◆ **WHAT IS ASKED**:
Lines holding the string "Rockeagle" are the ones to copy; find them all in the data.

[Data records]

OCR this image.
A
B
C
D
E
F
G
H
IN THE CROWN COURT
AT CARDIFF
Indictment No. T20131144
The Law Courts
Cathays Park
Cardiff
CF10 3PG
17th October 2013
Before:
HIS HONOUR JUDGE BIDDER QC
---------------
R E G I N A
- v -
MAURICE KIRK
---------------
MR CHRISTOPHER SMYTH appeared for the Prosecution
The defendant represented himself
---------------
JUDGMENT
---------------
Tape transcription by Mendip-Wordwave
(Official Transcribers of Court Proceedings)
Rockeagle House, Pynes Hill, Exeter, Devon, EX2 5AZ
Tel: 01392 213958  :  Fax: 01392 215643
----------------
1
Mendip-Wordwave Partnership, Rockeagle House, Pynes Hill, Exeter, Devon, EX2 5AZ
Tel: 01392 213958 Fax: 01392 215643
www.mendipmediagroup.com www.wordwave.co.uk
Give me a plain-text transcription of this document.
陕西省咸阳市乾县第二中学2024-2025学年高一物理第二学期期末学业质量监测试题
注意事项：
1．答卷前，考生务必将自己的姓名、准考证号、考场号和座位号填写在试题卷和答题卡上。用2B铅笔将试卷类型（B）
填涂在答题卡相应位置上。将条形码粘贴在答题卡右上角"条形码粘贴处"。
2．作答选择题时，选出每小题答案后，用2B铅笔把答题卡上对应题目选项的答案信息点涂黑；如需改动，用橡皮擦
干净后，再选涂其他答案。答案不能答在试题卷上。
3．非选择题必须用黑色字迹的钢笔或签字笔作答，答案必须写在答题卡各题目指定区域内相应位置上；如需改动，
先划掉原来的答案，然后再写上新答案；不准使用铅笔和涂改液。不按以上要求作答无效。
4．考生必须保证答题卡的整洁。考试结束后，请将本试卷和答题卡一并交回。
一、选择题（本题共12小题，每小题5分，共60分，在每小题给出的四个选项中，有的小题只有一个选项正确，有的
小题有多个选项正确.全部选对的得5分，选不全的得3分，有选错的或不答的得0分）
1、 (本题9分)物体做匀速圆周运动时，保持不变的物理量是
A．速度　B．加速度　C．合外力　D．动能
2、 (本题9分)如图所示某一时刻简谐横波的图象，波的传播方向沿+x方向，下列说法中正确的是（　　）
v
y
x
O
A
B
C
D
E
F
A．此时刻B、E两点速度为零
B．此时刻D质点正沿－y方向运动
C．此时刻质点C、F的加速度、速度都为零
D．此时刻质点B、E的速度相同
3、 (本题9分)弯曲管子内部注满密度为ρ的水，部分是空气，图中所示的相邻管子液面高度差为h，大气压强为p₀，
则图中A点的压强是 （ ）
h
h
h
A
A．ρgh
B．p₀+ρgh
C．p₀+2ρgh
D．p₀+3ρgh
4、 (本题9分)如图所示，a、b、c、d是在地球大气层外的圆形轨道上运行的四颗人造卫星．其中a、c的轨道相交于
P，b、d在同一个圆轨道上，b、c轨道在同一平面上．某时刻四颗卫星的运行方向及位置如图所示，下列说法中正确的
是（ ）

◆ **THE REPLY**:
Rockeagle House, Pynes Hill, Exeter, Devon, EX2 5AZ
Mendip-Wordwave Partnership, Rockeagle House, Pynes Hill, Exeter, Devon, EX2 5AZ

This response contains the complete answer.